--- START ---

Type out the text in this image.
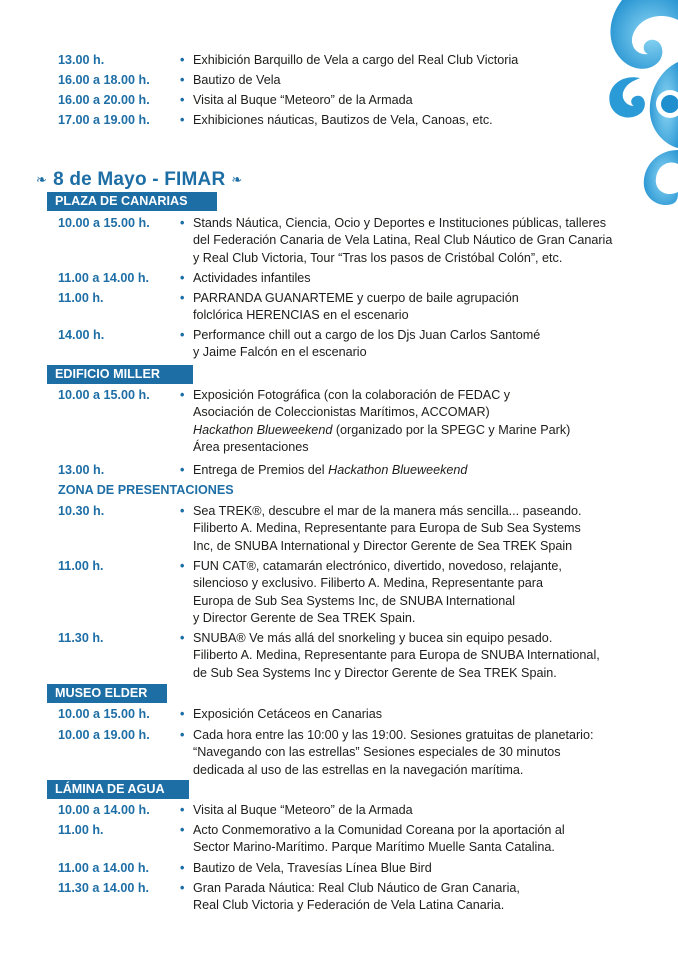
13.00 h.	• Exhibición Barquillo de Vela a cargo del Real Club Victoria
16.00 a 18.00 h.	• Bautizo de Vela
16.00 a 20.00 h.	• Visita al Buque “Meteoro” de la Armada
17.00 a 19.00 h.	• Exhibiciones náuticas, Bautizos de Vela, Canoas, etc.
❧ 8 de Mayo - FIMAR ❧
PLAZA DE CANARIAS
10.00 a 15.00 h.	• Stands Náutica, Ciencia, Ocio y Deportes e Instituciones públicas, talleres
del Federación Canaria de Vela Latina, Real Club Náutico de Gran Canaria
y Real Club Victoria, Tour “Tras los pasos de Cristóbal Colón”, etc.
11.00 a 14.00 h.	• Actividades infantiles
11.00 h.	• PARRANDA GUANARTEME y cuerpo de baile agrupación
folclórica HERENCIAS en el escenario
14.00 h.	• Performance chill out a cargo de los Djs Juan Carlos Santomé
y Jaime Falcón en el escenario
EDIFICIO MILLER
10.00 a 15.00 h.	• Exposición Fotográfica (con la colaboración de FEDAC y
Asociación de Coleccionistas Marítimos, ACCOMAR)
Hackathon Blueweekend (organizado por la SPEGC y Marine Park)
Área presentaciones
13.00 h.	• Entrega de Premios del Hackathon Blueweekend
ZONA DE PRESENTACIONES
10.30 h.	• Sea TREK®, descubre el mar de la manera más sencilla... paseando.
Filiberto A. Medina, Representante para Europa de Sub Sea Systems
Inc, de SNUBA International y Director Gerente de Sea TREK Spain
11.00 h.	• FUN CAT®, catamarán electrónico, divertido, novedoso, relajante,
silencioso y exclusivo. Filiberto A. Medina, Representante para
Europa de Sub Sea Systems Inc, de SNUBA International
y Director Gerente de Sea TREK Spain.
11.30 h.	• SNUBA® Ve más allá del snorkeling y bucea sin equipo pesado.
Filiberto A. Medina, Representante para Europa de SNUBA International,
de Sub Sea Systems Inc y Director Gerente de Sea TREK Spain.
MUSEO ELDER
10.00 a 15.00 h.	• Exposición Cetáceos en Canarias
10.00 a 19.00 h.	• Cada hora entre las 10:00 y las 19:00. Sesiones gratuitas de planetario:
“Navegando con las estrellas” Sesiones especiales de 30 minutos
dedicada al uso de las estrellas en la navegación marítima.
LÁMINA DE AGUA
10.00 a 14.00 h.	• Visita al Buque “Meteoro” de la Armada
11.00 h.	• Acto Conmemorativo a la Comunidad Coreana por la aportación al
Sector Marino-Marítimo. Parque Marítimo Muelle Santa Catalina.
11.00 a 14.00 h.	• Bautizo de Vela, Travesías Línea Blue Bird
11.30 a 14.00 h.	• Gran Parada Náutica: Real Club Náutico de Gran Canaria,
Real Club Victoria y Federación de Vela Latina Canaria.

--- END ---

What you need to do –
Gather each line of the records holding the string "Systems".

Full answer –
Filiberto A. Medina, Representante para Europa de Sub Sea Systems
Europa de Sub Sea Systems Inc, de SNUBA International
de Sub Sea Systems Inc y Director Gerente de Sea TREK Spain.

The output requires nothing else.